Aim =
Extract the lines that carry the string "octroi" from the listing.

Data entries:
START
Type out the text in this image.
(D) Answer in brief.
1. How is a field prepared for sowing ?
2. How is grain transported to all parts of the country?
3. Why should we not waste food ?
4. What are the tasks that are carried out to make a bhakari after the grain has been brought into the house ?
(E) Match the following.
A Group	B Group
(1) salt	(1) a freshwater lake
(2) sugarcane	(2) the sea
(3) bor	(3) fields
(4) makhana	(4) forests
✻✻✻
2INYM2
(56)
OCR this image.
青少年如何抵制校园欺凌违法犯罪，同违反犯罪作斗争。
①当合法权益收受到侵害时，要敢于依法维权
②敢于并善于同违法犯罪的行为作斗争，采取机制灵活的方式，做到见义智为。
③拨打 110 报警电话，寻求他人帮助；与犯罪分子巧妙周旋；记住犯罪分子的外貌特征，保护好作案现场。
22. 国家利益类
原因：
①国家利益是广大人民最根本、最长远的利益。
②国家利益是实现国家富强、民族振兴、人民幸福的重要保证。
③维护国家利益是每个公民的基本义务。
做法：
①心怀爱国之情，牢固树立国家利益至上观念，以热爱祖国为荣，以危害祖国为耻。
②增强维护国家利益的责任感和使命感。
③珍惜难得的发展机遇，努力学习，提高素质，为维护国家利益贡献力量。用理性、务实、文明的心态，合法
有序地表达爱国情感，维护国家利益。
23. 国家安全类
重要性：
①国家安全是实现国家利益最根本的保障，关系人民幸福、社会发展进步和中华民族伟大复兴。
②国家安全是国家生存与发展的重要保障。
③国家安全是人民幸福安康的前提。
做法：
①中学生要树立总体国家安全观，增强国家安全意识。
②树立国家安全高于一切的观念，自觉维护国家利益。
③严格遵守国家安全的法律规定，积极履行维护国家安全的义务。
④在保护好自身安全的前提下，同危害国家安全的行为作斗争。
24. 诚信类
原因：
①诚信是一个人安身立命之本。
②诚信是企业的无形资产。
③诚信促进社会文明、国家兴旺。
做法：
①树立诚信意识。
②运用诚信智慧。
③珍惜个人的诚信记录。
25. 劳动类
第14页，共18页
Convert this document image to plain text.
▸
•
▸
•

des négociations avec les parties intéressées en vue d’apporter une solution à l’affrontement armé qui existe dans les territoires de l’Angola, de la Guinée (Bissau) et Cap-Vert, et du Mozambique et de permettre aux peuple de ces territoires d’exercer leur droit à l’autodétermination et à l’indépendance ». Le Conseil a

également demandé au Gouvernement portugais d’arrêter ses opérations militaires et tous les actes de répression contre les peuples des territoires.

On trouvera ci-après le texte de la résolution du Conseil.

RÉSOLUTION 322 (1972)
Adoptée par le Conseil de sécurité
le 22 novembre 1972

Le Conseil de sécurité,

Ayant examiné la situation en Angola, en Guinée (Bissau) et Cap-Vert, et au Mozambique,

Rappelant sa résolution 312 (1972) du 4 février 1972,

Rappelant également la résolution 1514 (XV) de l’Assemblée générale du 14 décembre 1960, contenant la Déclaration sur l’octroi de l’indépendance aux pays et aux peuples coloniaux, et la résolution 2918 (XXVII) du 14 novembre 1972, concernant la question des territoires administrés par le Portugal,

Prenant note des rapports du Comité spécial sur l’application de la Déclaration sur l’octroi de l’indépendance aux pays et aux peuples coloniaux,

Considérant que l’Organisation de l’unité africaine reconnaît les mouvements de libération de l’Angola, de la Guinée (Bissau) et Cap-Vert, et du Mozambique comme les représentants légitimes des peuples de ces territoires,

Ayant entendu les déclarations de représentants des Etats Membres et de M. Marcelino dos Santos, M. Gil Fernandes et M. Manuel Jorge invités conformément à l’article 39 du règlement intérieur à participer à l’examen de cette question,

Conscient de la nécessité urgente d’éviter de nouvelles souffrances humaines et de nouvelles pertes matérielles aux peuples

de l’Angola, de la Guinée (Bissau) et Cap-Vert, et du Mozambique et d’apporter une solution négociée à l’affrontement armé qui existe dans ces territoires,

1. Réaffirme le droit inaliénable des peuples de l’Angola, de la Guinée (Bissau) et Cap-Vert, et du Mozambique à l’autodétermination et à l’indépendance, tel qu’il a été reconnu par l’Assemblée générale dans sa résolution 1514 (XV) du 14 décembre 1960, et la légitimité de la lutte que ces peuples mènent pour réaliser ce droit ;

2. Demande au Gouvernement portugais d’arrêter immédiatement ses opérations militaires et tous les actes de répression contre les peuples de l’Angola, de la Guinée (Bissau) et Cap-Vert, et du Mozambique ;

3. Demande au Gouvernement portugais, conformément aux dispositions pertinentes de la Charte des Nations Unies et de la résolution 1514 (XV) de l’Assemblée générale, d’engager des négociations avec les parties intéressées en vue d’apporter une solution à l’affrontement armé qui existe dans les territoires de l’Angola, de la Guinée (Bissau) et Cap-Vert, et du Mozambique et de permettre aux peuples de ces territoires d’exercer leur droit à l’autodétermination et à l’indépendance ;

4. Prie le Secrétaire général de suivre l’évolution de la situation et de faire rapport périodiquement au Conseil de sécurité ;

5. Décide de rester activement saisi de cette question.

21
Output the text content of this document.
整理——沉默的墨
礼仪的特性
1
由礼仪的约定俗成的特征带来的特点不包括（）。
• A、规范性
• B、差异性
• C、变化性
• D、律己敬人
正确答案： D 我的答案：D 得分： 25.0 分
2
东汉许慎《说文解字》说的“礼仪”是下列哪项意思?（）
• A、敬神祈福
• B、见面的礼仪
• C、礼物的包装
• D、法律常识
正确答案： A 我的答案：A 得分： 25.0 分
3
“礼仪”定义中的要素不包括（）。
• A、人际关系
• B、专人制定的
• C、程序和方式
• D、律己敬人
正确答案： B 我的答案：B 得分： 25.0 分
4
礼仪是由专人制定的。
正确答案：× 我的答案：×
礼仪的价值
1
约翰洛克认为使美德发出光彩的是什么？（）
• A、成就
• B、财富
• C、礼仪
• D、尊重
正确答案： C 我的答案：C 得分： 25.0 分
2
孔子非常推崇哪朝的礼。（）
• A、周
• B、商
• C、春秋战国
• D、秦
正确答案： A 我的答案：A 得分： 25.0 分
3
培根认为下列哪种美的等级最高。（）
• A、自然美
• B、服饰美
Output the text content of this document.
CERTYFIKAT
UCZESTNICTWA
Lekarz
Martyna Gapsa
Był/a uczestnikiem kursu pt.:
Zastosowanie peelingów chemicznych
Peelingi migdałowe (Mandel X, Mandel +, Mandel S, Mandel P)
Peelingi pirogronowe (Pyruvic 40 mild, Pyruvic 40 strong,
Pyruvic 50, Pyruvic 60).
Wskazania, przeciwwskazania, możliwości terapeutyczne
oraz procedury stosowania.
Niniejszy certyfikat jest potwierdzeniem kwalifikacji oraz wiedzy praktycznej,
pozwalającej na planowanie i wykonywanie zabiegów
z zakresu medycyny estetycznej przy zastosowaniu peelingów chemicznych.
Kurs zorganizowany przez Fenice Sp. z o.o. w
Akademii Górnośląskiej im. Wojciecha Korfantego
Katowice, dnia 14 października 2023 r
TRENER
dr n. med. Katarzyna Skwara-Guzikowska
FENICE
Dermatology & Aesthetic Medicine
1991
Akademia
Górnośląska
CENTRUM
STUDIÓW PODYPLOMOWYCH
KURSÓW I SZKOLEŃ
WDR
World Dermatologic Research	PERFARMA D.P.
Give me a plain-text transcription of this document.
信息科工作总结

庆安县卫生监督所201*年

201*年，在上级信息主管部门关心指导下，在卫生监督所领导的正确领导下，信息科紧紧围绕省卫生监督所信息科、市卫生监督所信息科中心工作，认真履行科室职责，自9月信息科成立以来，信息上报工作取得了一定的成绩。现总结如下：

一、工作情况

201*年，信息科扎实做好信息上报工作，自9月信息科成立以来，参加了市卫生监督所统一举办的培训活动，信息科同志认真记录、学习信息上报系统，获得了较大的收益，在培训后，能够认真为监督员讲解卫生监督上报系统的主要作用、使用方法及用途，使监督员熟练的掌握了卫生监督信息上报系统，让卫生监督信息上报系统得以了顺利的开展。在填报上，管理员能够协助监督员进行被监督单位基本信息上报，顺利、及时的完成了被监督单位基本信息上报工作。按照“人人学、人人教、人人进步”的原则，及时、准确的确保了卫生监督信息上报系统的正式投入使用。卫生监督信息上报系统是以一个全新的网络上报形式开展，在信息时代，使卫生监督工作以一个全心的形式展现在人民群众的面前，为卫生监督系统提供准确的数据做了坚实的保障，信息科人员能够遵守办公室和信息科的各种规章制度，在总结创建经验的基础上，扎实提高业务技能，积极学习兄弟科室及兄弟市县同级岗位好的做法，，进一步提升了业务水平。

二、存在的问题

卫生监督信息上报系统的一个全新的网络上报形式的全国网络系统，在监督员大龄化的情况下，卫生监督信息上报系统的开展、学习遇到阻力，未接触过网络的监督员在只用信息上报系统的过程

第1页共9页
END
The solution =
Rappelant également la résolution 1514 (XV) de l’Assemblée générale du 14 décembre 1960, contenant la Déclaration sur l’octroi de l’indépendance aux pays et aux peuples coloniaux, et la résolution 2918 (XXVII) du 14 novembre 1972, concernant la question des territoires administrés par le Portugal,
Prenant note des rapports du Comité spécial sur l’application de la Déclaration sur l’octroi de l’indépendance aux pays et aux peuples coloniaux,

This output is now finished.